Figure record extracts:
------------------------
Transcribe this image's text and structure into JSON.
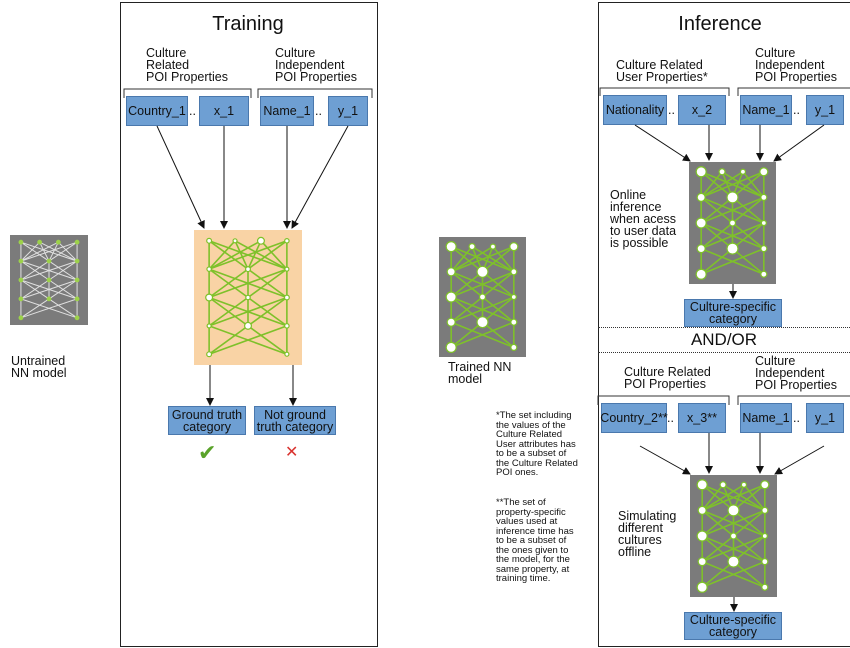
{
  "untrained": {
    "caption": "Untrained\nNN model"
  },
  "trained": {
    "caption": "Trained NN\nmodel"
  },
  "training": {
    "title": "Training",
    "culture_related_header": "Culture\nRelated\nPOI Properties",
    "culture_independent_header": "Culture\nIndependent\nPOI Properties",
    "inputs": [
      "Country_1",
      "x_1",
      "Name_1",
      "y_1"
    ],
    "dots": "..",
    "outputs": [
      "Ground truth\ncategory",
      "Not ground\ntruth category"
    ],
    "marks": {
      "check": "✔",
      "cross": "✕"
    }
  },
  "inference": {
    "title": "Inference",
    "online": {
      "culture_related_header": "Culture Related\nUser Properties*",
      "culture_independent_header": "Culture\nIndependent\nPOI Properties",
      "inputs": [
        "Nationality",
        "x_2",
        "Name_1",
        "y_1"
      ],
      "side_text": "Online\ninference\nwhen acess\nto user data\nis possible",
      "output": "Culture-specific\ncategory"
    },
    "andor": "AND/OR",
    "offline": {
      "culture_related_header": "Culture Related\nPOI Properties",
      "culture_independent_header": "Culture\nIndependent\nPOI Properties",
      "inputs": [
        "Country_2**",
        "x_3**",
        "Name_1",
        "y_1"
      ],
      "side_text": "Simulating\ndifferent\ncultures\noffline",
      "output": "Culture-specific\ncategory"
    }
  },
  "notes": {
    "note1": "*The set including\nthe values of the\nCulture Related\nUser attributes has\nto be a subset of\nthe Culture Related\nPOI ones.",
    "note2": "**The set of\nproperty-specific\nvalues used at\ninference time has\nto be a subset of\nthe ones given to\nthe model, for the\nsame property, at\ntraining time."
  },
  "colors": {
    "box_fill": "#6e9fd3",
    "nn_gray": "#7b7b7b",
    "nn_training_bg": "#f9d3a5",
    "nn_edge_green": "#7ec12a",
    "check_green": "#5aa32a",
    "cross_red": "#d9332f"
  }
}
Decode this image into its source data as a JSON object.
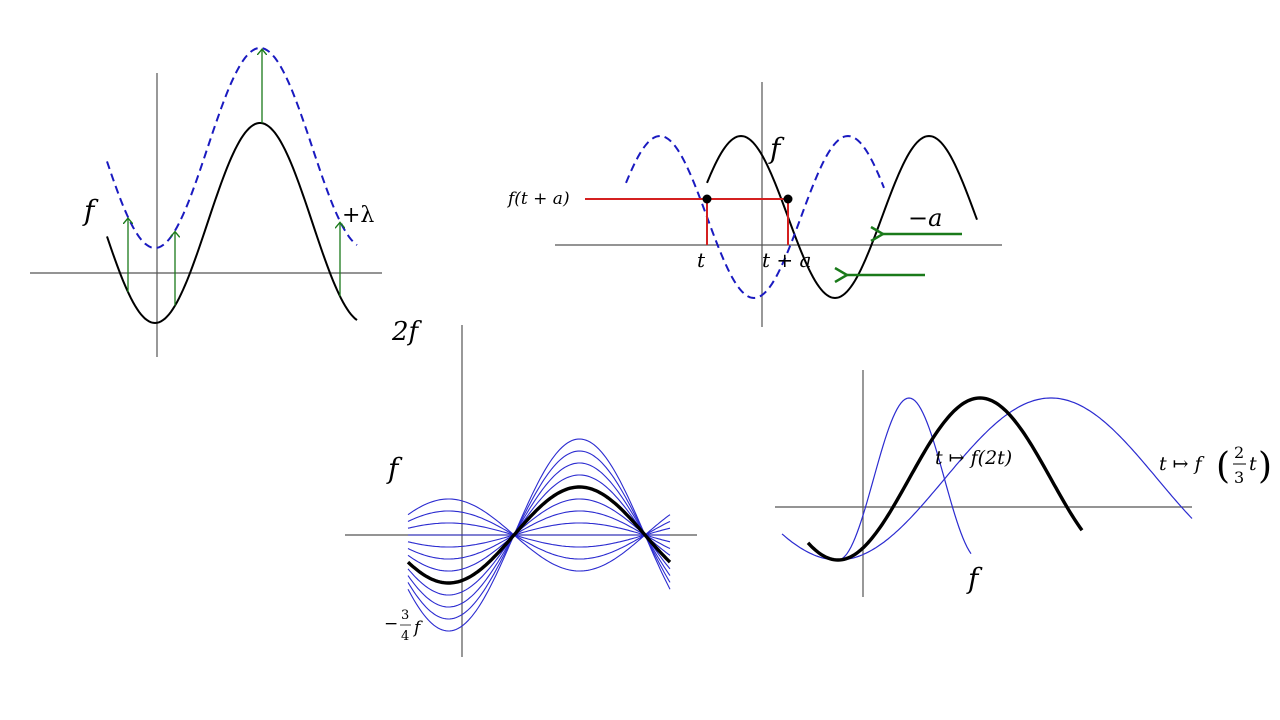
{
  "colors": {
    "curve": "#000000",
    "shifted": "#1a1ac0",
    "arrow": "#1a7a1a",
    "guide": "#d42020",
    "axis": "#555555",
    "family": "#2b2bd0"
  },
  "panel_vertical_shift": {
    "f_label": "f",
    "shift_label": "+λ"
  },
  "panel_horizontal_shift": {
    "f_label": "f",
    "value_label": "f(t + a)",
    "t_label": "t",
    "t_plus_a_label": "t + a",
    "shift_label": "−a"
  },
  "panel_vertical_scale": {
    "top_label": "2f",
    "f_label": "f",
    "bottom_label_minus": "−",
    "bottom_label_num": "3",
    "bottom_label_den": "4",
    "bottom_label_f": "f",
    "scale_factors": [
      2,
      1.75,
      1.5,
      1.25,
      1,
      0.75,
      0.5,
      0.25,
      0,
      -0.25,
      -0.5,
      -0.75
    ]
  },
  "panel_time_scale": {
    "f_label": "f",
    "fast_label": "t ↦ f(2t)",
    "slow_label_prefix": "t ↦ f",
    "slow_label_num": "2",
    "slow_label_den": "3",
    "slow_label_var": "t"
  }
}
------------------------
Reproduce the entries above word for word. Pictures stay out.

## SOLUTION FOR THIS PROBLEM:
Transcribe this image's text and structure into JSON.
{
  "untrained": {
    "caption": "Untrained\nNN model"
  },
  "trained": {
    "caption": "Trained NN\nmodel"
  },
  "training": {
    "title": "Training",
    "culture_related_header": "Culture\nRelated\nPOI Properties",
    "culture_independent_header": "Culture\nIndependent\nPOI Properties",
    "inputs": [
      "Country_1",
      "x_1",
      "Name_1",
      "y_1"
    ],
    "dots": "..",
    "outputs": [
      "Ground truth\ncategory",
      "Not ground\ntruth category"
    ],
    "marks": {
      "check": "✔",
      "cross": "✕"
    }
  },
  "inference": {
    "title": "Inference",
    "online": {
      "culture_related_header": "Culture Related\nUser Properties*",
      "culture_independent_header": "Culture\nIndependent\nPOI Properties",
      "inputs": [
        "Nationality",
        "x_2",
        "Name_1",
        "y_1"
      ],
      "side_text": "Online\ninference\nwhen acess\nto user data\nis possible",
      "output": "Culture-specific\ncategory"
    },
    "andor": "AND/OR",
    "offline": {
      "culture_related_header": "Culture Related\nPOI Properties",
      "culture_independent_header": "Culture\nIndependent\nPOI Properties",
      "inputs": [
        "Country_2**",
        "x_3**",
        "Name_1",
        "y_1"
      ],
      "side_text": "Simulating\ndifferent\ncultures\noffline",
      "output": "Culture-specific\ncategory"
    }
  },
  "notes": {
    "note1": "*The set including\nthe values of the\nCulture Related\nUser attributes has\nto be a subset of\nthe Culture Related\nPOI ones.",
    "note2": "**The set of\nproperty-specific\nvalues used at\ninference time has\nto be a subset of\nthe ones given to\nthe model, for the\nsame property, at\ntraining time."
  },
  "colors": {
    "box_fill": "#6e9fd3",
    "nn_gray": "#7b7b7b",
    "nn_training_bg": "#f9d3a5",
    "nn_edge_green": "#7ec12a",
    "check_green": "#5aa32a",
    "cross_red": "#d9332f"
  }
}
Decode this image into its source data as a JSON object.
{
  "colors": {
    "curve": "#000000",
    "shifted": "#1a1ac0",
    "arrow": "#1a7a1a",
    "guide": "#d42020",
    "axis": "#555555",
    "family": "#2b2bd0"
  },
  "panel_vertical_shift": {
    "f_label": "f",
    "shift_label": "+λ"
  },
  "panel_horizontal_shift": {
    "f_label": "f",
    "value_label": "f(t + a)",
    "t_label": "t",
    "t_plus_a_label": "t + a",
    "shift_label": "−a"
  },
  "panel_vertical_scale": {
    "top_label": "2f",
    "f_label": "f",
    "bottom_label_minus": "−",
    "bottom_label_num": "3",
    "bottom_label_den": "4",
    "bottom_label_f": "f",
    "scale_factors": [
      2,
      1.75,
      1.5,
      1.25,
      1,
      0.75,
      0.5,
      0.25,
      0,
      -0.25,
      -0.5,
      -0.75
    ]
  },
  "panel_time_scale": {
    "f_label": "f",
    "fast_label": "t ↦ f(2t)",
    "slow_label_prefix": "t ↦ f",
    "slow_label_num": "2",
    "slow_label_den": "3",
    "slow_label_var": "t"
  }
}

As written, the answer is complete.